__Exercise goal__: Filter the data below for the string "about" and copy each matching line.

__Data__:
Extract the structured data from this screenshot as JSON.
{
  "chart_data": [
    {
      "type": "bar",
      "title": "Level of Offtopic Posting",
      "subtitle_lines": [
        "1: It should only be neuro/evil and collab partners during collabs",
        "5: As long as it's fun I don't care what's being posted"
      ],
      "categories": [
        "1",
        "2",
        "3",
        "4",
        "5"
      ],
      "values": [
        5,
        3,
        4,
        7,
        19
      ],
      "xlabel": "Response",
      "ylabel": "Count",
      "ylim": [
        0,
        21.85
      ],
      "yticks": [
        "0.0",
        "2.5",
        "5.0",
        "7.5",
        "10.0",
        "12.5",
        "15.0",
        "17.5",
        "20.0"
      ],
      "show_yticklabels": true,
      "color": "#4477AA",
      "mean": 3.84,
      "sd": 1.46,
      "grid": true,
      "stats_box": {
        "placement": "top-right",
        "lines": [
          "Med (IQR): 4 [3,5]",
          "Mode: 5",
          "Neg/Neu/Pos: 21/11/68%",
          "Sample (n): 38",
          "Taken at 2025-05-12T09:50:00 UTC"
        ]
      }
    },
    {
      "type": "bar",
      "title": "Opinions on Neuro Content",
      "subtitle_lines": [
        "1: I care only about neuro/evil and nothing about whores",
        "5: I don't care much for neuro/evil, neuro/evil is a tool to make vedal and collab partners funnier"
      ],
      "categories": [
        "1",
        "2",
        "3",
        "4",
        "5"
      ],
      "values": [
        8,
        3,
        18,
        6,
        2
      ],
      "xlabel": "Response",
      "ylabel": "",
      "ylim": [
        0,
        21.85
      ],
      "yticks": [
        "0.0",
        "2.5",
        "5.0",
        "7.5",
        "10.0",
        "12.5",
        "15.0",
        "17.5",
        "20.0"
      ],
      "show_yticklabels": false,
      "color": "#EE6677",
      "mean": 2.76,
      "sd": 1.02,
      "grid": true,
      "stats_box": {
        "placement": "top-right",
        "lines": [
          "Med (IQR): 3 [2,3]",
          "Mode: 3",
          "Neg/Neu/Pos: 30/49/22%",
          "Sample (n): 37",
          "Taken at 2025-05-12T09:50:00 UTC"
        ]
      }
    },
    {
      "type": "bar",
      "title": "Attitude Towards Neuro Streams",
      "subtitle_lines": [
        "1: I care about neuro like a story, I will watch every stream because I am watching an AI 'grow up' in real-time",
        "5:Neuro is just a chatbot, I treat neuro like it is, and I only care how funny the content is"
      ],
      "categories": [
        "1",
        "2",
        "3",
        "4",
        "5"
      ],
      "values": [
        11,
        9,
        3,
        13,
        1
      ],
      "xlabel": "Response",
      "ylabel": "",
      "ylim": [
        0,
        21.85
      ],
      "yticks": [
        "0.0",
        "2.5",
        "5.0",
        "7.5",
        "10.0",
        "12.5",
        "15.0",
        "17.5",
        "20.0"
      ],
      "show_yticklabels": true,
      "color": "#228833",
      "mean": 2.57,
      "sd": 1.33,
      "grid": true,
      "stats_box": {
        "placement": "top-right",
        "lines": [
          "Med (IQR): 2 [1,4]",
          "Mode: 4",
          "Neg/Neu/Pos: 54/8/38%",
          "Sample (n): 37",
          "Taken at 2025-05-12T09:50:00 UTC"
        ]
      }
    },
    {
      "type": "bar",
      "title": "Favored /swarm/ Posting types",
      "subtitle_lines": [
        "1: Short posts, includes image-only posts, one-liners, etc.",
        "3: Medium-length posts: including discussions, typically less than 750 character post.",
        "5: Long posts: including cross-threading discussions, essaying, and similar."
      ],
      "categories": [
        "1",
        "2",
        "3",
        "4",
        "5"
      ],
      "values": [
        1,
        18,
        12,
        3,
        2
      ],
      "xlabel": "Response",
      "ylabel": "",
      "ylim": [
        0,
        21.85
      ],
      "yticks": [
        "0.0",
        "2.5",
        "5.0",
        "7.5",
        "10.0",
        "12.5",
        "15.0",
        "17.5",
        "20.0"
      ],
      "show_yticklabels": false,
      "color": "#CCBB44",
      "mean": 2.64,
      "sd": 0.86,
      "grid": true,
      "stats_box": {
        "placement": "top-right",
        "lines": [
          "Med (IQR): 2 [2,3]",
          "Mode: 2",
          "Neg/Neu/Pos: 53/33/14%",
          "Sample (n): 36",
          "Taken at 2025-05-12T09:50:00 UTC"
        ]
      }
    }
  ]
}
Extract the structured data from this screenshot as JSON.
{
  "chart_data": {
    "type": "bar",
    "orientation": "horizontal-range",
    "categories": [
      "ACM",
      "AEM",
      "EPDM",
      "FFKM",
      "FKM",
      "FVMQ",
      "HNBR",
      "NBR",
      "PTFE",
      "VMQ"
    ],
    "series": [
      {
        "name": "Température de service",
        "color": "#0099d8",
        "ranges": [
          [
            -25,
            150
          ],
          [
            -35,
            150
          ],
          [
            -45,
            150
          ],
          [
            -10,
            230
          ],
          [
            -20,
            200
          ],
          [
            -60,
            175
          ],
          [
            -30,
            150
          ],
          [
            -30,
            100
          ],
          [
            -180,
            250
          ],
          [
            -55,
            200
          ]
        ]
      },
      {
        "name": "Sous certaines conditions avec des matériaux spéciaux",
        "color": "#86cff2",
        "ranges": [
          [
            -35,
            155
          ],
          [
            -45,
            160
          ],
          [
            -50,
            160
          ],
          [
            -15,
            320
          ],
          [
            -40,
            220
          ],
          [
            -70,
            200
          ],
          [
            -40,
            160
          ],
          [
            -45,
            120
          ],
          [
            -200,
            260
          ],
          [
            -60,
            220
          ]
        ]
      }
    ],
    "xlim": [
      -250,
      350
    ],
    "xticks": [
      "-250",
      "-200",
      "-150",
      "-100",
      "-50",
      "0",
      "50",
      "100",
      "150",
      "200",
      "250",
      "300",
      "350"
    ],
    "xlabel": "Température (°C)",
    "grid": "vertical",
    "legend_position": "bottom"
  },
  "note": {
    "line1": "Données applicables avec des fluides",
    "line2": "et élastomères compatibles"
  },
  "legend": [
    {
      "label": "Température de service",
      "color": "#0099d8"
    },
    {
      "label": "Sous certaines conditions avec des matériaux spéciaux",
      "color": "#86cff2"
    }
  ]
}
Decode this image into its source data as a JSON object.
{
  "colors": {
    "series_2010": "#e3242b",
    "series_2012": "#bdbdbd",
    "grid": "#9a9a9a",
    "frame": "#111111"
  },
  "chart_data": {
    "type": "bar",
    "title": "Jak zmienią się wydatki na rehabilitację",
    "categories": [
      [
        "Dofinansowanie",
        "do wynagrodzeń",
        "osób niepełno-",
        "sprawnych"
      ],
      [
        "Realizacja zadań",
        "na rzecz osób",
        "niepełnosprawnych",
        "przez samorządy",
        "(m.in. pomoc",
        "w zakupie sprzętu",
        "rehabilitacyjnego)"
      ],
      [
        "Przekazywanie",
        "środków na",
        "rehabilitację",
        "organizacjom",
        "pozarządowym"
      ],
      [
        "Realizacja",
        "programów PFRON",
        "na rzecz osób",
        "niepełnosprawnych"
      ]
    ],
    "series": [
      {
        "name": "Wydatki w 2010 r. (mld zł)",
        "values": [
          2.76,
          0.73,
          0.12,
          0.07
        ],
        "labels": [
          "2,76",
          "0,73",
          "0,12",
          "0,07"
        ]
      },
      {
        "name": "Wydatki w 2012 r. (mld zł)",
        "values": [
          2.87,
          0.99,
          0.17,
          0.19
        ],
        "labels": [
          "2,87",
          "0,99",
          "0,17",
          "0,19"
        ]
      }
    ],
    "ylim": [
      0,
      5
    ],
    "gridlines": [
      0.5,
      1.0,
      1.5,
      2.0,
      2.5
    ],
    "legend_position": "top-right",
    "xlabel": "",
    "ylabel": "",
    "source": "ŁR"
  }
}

__The response__:
        "1: I care only about neuro/evil and nothing about whores",
        "1: I care about neuro like a story, I will watch every stream because I am watching an AI 'grow up' in real-time",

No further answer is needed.